__TASK DETAILS__:
For this exercise, return only the lines from the line containing "Transcribe this image's" through the line containing "Serialize everything readable", both ends included, exactly as they are.

※

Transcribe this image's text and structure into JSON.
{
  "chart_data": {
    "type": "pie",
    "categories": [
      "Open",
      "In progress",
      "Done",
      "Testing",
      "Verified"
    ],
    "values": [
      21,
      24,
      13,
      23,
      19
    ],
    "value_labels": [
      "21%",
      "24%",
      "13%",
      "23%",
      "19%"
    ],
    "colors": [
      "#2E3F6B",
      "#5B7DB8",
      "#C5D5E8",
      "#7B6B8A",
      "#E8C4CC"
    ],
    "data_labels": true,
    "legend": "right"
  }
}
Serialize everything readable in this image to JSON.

※

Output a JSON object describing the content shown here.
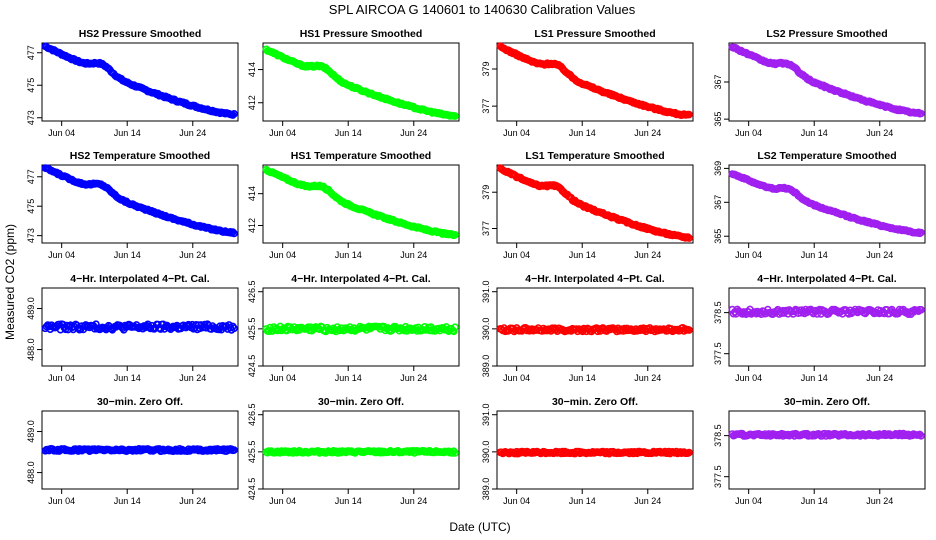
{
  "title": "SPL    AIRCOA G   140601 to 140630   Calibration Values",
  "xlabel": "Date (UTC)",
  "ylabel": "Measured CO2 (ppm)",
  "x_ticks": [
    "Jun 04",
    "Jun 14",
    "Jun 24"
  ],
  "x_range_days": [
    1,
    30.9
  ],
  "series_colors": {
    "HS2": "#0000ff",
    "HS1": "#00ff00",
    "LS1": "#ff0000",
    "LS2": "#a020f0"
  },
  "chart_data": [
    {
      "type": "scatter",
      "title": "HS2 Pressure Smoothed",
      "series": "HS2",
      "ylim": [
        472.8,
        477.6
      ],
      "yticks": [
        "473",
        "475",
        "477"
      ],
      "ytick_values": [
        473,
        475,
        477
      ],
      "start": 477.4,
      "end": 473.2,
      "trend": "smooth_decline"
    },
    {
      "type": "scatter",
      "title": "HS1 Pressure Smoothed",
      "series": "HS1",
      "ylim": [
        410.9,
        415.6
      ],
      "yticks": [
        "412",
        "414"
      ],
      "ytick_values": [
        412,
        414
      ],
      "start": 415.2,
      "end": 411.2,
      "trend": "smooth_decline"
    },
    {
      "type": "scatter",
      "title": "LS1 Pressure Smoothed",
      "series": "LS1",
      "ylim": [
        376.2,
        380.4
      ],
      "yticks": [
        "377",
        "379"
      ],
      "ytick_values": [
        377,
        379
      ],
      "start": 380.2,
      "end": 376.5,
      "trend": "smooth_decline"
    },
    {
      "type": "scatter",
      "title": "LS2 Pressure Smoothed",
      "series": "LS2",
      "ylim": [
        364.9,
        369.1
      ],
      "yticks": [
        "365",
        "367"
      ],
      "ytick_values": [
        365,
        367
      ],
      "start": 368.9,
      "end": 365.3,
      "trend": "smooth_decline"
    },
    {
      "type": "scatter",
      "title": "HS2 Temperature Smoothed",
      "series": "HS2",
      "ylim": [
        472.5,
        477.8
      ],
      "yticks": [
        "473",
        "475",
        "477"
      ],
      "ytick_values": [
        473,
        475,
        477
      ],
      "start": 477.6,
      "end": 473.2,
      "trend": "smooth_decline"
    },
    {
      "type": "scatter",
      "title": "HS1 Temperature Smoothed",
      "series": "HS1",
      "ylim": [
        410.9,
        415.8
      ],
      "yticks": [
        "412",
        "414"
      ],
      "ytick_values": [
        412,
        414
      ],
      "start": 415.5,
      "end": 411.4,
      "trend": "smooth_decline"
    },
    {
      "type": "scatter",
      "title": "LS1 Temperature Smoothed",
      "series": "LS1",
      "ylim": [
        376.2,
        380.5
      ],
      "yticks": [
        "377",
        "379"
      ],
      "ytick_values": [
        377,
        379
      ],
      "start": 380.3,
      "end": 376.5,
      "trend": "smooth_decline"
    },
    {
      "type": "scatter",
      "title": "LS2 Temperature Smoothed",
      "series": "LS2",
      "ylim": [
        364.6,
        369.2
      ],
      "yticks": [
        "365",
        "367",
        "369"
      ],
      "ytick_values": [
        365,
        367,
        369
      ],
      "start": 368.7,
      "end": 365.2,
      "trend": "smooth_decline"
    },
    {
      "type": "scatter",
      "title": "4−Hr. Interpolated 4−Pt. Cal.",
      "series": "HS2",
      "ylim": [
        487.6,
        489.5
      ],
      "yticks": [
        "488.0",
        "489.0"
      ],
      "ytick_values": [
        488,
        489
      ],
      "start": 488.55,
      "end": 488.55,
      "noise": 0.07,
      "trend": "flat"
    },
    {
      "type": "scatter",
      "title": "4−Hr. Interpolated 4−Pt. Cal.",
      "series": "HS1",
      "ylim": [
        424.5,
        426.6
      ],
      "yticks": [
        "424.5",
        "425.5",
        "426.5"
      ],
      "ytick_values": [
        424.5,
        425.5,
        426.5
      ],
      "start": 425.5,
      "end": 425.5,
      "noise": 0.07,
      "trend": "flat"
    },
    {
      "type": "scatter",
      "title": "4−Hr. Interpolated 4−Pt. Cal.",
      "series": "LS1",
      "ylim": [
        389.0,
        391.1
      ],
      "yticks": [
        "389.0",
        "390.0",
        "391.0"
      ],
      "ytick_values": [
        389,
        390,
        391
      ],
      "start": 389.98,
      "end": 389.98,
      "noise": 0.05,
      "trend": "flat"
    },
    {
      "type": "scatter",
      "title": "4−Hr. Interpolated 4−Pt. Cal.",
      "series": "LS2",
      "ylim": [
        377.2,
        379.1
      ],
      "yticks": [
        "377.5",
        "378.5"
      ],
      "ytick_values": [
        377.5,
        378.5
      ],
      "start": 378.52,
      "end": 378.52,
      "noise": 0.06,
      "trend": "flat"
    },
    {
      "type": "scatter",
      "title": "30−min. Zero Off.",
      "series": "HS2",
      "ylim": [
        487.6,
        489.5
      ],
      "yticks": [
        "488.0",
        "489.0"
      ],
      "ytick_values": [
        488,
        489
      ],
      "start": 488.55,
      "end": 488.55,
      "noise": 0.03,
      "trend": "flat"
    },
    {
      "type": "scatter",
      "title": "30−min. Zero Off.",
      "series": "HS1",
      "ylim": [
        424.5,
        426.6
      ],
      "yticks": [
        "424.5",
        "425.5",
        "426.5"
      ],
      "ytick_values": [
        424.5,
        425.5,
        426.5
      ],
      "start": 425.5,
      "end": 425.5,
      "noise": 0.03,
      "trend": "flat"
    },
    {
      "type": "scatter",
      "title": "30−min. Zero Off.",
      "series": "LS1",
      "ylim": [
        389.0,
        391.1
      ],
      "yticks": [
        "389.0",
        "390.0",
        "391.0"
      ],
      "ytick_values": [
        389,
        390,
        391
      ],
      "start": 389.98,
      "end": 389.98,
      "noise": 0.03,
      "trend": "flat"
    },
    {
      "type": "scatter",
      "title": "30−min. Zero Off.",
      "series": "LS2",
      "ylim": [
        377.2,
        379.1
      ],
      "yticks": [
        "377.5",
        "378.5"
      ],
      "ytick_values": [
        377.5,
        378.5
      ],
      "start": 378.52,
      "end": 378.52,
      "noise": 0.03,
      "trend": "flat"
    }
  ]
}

※

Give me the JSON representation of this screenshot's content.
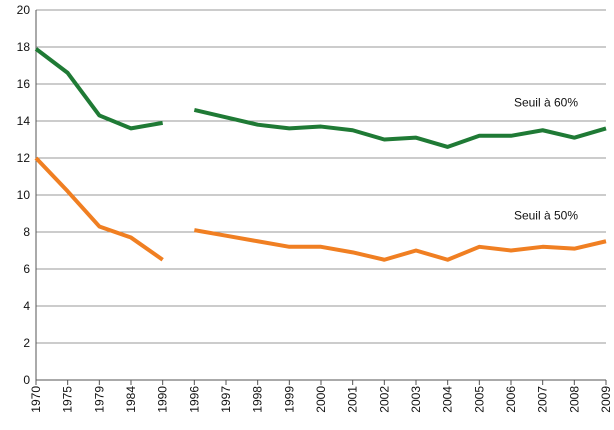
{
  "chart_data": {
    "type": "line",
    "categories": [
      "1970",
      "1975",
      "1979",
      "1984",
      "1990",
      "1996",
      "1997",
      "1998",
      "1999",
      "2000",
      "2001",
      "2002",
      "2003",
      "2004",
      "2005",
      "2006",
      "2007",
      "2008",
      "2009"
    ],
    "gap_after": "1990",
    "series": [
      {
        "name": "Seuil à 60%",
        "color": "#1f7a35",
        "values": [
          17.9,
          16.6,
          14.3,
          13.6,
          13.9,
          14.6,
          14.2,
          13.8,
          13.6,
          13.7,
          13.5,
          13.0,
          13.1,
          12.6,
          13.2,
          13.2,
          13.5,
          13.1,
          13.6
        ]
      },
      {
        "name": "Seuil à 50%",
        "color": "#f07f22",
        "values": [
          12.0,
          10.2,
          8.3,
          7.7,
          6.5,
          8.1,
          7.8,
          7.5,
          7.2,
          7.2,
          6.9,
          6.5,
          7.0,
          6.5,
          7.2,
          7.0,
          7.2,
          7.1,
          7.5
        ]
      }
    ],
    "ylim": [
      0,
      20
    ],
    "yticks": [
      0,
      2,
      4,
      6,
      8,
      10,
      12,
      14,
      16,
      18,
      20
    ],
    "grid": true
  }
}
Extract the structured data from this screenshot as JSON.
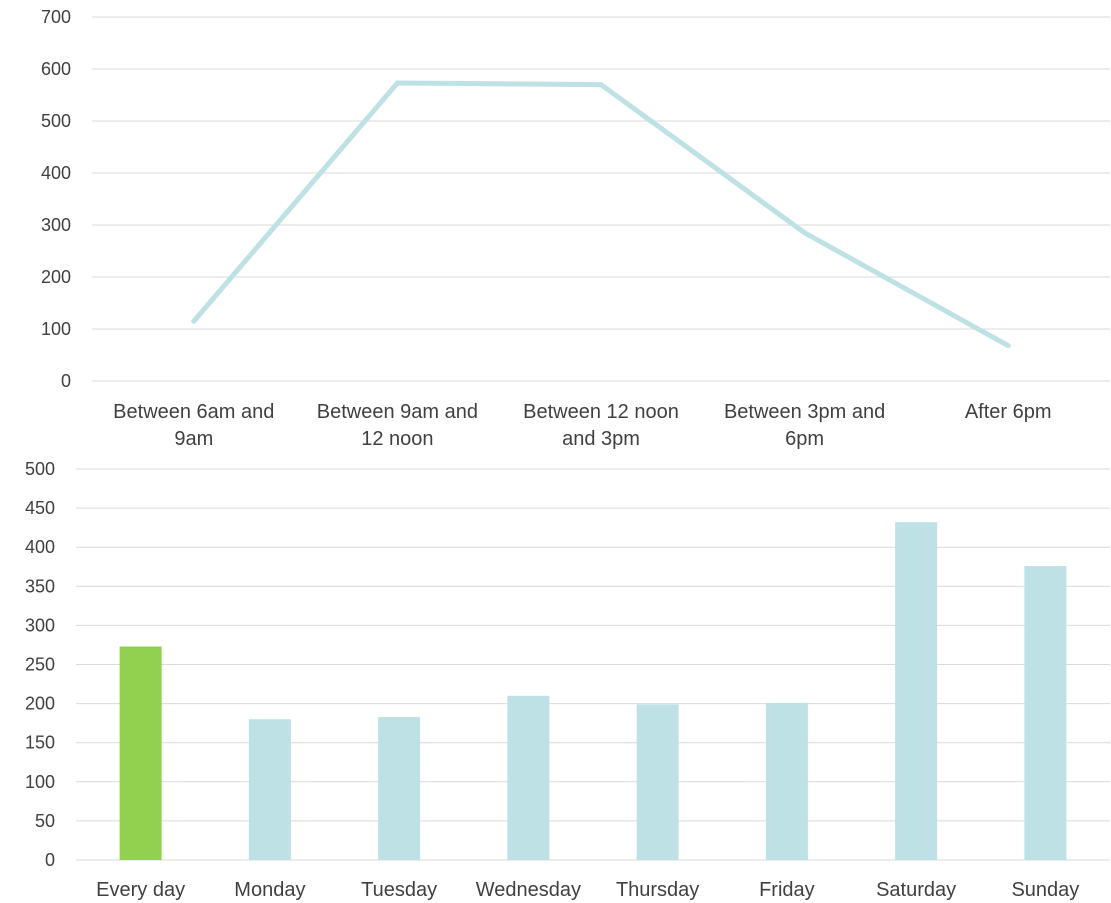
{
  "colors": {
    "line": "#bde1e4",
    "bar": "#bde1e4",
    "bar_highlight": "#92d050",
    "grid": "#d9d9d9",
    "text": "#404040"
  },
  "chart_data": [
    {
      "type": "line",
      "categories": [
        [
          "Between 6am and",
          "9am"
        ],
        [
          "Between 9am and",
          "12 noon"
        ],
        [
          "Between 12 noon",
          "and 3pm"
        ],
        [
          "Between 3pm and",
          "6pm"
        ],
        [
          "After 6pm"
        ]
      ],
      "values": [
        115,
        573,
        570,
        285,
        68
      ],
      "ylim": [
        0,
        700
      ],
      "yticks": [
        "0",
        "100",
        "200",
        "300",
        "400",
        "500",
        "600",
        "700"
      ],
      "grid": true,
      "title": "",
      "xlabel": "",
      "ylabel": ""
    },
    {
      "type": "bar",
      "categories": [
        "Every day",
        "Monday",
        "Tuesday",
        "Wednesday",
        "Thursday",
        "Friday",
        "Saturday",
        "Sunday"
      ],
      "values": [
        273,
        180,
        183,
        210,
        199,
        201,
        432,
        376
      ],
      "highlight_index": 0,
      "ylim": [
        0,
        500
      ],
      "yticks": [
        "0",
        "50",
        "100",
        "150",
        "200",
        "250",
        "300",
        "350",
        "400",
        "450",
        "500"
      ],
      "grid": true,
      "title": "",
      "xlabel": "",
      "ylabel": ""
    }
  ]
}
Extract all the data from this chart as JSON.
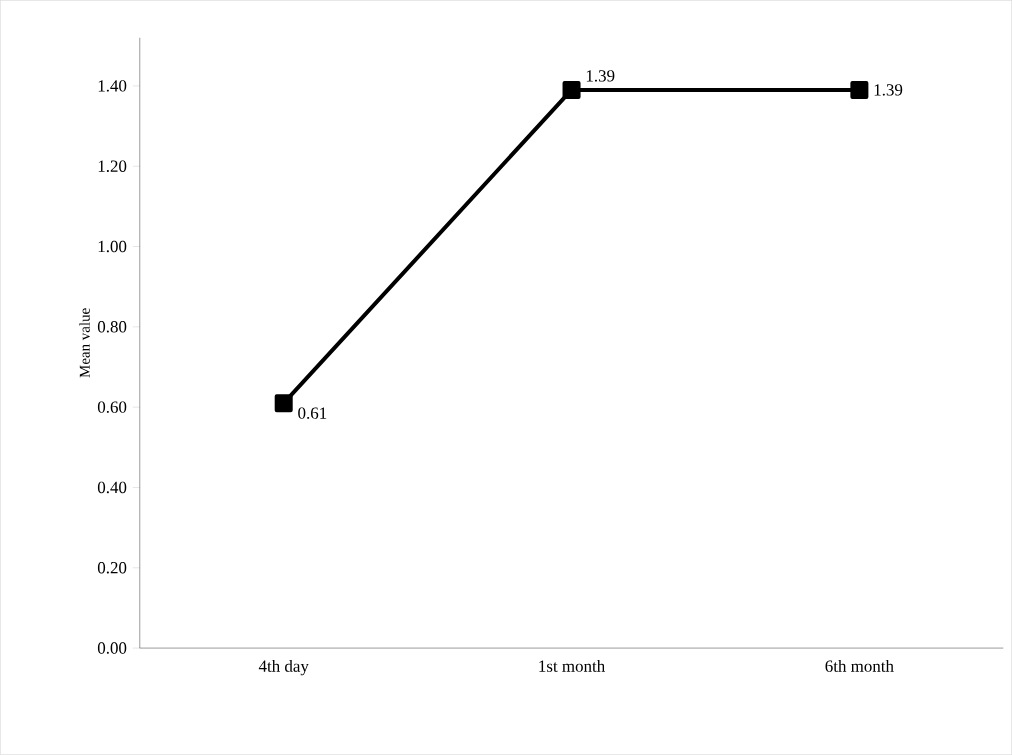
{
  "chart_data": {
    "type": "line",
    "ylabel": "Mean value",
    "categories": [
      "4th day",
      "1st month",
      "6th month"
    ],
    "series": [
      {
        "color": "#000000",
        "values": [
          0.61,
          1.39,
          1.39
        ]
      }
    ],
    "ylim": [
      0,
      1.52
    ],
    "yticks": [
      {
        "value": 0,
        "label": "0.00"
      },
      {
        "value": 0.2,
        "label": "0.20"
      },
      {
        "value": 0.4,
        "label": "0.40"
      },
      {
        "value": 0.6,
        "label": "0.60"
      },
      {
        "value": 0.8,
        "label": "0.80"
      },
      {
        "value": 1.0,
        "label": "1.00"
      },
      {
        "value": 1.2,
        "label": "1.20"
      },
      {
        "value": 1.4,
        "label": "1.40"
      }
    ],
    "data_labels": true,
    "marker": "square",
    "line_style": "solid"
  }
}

※

__PROBLEM SOLUTION__:
Transcribe this image's text and structure into JSON.
{
  "chart_data": {
    "type": "pie",
    "categories": [
      "Open",
      "In progress",
      "Done",
      "Testing",
      "Verified"
    ],
    "values": [
      21,
      24,
      13,
      23,
      19
    ],
    "value_labels": [
      "21%",
      "24%",
      "13%",
      "23%",
      "19%"
    ],
    "colors": [
      "#2E3F6B",
      "#5B7DB8",
      "#C5D5E8",
      "#7B6B8A",
      "#E8C4CC"
    ],
    "data_labels": true,
    "legend": "right"
  }
}
Serialize everything readable in this image to JSON.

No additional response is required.